**TASK TO CARRY OUT**
Please print every record below exactly as it appears.

++++ DATA SECTION ++++

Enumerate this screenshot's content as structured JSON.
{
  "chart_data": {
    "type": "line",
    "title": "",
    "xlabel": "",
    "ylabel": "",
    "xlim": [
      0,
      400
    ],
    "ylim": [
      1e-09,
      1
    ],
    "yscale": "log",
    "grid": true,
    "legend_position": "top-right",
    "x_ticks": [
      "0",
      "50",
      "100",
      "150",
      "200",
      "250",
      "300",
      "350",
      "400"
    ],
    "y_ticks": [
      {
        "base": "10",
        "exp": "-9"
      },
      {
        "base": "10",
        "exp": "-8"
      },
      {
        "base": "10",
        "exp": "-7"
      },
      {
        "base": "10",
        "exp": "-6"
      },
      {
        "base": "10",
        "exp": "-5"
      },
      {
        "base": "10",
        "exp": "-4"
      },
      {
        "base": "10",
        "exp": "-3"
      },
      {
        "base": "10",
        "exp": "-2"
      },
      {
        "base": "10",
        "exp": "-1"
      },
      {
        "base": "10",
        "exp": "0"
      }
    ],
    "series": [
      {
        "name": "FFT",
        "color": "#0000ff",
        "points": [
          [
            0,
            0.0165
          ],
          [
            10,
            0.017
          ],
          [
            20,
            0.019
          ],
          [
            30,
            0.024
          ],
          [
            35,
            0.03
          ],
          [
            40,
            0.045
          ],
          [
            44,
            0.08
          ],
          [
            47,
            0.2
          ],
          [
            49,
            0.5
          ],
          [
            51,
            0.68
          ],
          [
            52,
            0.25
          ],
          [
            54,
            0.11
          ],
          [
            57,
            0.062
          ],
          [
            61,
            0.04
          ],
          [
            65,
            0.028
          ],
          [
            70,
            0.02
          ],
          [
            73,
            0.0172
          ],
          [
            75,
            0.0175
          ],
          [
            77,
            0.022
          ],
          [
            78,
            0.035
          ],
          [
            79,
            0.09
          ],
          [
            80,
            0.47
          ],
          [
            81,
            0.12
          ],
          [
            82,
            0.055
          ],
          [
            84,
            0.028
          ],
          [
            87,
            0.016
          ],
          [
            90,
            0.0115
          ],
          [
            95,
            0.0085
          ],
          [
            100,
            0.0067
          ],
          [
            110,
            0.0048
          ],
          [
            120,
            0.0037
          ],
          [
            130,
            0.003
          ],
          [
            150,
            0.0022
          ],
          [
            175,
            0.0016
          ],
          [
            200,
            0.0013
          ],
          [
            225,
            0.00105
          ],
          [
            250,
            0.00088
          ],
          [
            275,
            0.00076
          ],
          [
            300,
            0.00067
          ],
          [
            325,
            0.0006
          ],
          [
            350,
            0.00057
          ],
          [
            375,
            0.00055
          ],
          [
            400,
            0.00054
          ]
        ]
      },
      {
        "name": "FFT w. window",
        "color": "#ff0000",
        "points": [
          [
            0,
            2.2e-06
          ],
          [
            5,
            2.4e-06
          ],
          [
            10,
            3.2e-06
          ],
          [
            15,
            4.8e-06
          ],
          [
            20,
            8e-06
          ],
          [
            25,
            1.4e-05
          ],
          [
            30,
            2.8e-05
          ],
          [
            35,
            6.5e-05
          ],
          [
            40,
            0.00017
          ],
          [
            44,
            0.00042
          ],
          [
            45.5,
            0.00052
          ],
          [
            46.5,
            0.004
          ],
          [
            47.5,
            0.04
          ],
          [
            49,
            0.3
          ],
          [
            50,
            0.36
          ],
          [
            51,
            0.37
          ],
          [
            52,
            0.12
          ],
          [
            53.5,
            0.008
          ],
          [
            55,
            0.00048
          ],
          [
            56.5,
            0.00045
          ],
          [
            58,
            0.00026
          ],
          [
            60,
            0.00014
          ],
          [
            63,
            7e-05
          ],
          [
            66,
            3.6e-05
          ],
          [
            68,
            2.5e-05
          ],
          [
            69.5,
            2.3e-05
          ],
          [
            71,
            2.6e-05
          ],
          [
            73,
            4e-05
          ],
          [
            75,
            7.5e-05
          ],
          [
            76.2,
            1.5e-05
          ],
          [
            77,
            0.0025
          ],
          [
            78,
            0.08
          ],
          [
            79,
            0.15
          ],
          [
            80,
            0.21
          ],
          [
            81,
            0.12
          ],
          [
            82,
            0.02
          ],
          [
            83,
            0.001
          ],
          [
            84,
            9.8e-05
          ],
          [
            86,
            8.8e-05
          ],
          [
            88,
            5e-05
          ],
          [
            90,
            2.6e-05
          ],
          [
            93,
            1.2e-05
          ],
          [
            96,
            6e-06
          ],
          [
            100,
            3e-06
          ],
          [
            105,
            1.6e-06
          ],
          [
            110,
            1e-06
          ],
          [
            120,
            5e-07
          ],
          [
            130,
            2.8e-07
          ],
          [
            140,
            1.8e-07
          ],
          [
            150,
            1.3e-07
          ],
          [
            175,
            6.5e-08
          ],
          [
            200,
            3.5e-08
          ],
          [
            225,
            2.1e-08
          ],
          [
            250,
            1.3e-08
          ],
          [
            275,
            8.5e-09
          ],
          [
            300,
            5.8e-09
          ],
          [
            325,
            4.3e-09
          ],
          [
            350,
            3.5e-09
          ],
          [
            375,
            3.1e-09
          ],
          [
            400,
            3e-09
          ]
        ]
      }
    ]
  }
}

++++

**RESPONSE TO THE TASK**
Enumerate this screenshot's content as structured JSON.
{
  "chart_data": {
    "type": "line",
    "title": "",
    "xlabel": "",
    "ylabel": "",
    "xlim": [
      0,
      400
    ],
    "ylim": [
      1e-09,
      1
    ],
    "yscale": "log",
    "grid": true,
    "legend_position": "top-right",
    "x_ticks": [
      "0",
      "50",
      "100",
      "150",
      "200",
      "250",
      "300",
      "350",
      "400"
    ],
    "y_ticks": [
      {
        "base": "10",
        "exp": "-9"
      },
      {
        "base": "10",
        "exp": "-8"
      },
      {
        "base": "10",
        "exp": "-7"
      },
      {
        "base": "10",
        "exp": "-6"
      },
      {
        "base": "10",
        "exp": "-5"
      },
      {
        "base": "10",
        "exp": "-4"
      },
      {
        "base": "10",
        "exp": "-3"
      },
      {
        "base": "10",
        "exp": "-2"
      },
      {
        "base": "10",
        "exp": "-1"
      },
      {
        "base": "10",
        "exp": "0"
      }
    ],
    "series": [
      {
        "name": "FFT",
        "color": "#0000ff",
        "points": [
          [
            0,
            0.0165
          ],
          [
            10,
            0.017
          ],
          [
            20,
            0.019
          ],
          [
            30,
            0.024
          ],
          [
            35,
            0.03
          ],
          [
            40,
            0.045
          ],
          [
            44,
            0.08
          ],
          [
            47,
            0.2
          ],
          [
            49,
            0.5
          ],
          [
            51,
            0.68
          ],
          [
            52,
            0.25
          ],
          [
            54,
            0.11
          ],
          [
            57,
            0.062
          ],
          [
            61,
            0.04
          ],
          [
            65,
            0.028
          ],
          [
            70,
            0.02
          ],
          [
            73,
            0.0172
          ],
          [
            75,
            0.0175
          ],
          [
            77,
            0.022
          ],
          [
            78,
            0.035
          ],
          [
            79,
            0.09
          ],
          [
            80,
            0.47
          ],
          [
            81,
            0.12
          ],
          [
            82,
            0.055
          ],
          [
            84,
            0.028
          ],
          [
            87,
            0.016
          ],
          [
            90,
            0.0115
          ],
          [
            95,
            0.0085
          ],
          [
            100,
            0.0067
          ],
          [
            110,
            0.0048
          ],
          [
            120,
            0.0037
          ],
          [
            130,
            0.003
          ],
          [
            150,
            0.0022
          ],
          [
            175,
            0.0016
          ],
          [
            200,
            0.0013
          ],
          [
            225,
            0.00105
          ],
          [
            250,
            0.00088
          ],
          [
            275,
            0.00076
          ],
          [
            300,
            0.00067
          ],
          [
            325,
            0.0006
          ],
          [
            350,
            0.00057
          ],
          [
            375,
            0.00055
          ],
          [
            400,
            0.00054
          ]
        ]
      },
      {
        "name": "FFT w. window",
        "color": "#ff0000",
        "points": [
          [
            0,
            2.2e-06
          ],
          [
            5,
            2.4e-06
          ],
          [
            10,
            3.2e-06
          ],
          [
            15,
            4.8e-06
          ],
          [
            20,
            8e-06
          ],
          [
            25,
            1.4e-05
          ],
          [
            30,
            2.8e-05
          ],
          [
            35,
            6.5e-05
          ],
          [
            40,
            0.00017
          ],
          [
            44,
            0.00042
          ],
          [
            45.5,
            0.00052
          ],
          [
            46.5,
            0.004
          ],
          [
            47.5,
            0.04
          ],
          [
            49,
            0.3
          ],
          [
            50,
            0.36
          ],
          [
            51,
            0.37
          ],
          [
            52,
            0.12
          ],
          [
            53.5,
            0.008
          ],
          [
            55,
            0.00048
          ],
          [
            56.5,
            0.00045
          ],
          [
            58,
            0.00026
          ],
          [
            60,
            0.00014
          ],
          [
            63,
            7e-05
          ],
          [
            66,
            3.6e-05
          ],
          [
            68,
            2.5e-05
          ],
          [
            69.5,
            2.3e-05
          ],
          [
            71,
            2.6e-05
          ],
          [
            73,
            4e-05
          ],
          [
            75,
            7.5e-05
          ],
          [
            76.2,
            1.5e-05
          ],
          [
            77,
            0.0025
          ],
          [
            78,
            0.08
          ],
          [
            79,
            0.15
          ],
          [
            80,
            0.21
          ],
          [
            81,
            0.12
          ],
          [
            82,
            0.02
          ],
          [
            83,
            0.001
          ],
          [
            84,
            9.8e-05
          ],
          [
            86,
            8.8e-05
          ],
          [
            88,
            5e-05
          ],
          [
            90,
            2.6e-05
          ],
          [
            93,
            1.2e-05
          ],
          [
            96,
            6e-06
          ],
          [
            100,
            3e-06
          ],
          [
            105,
            1.6e-06
          ],
          [
            110,
            1e-06
          ],
          [
            120,
            5e-07
          ],
          [
            130,
            2.8e-07
          ],
          [
            140,
            1.8e-07
          ],
          [
            150,
            1.3e-07
          ],
          [
            175,
            6.5e-08
          ],
          [
            200,
            3.5e-08
          ],
          [
            225,
            2.1e-08
          ],
          [
            250,
            1.3e-08
          ],
          [
            275,
            8.5e-09
          ],
          [
            300,
            5.8e-09
          ],
          [
            325,
            4.3e-09
          ],
          [
            350,
            3.5e-09
          ],
          [
            375,
            3.1e-09
          ],
          [
            400,
            3e-09
          ]
        ]
      }
    ]
  }
}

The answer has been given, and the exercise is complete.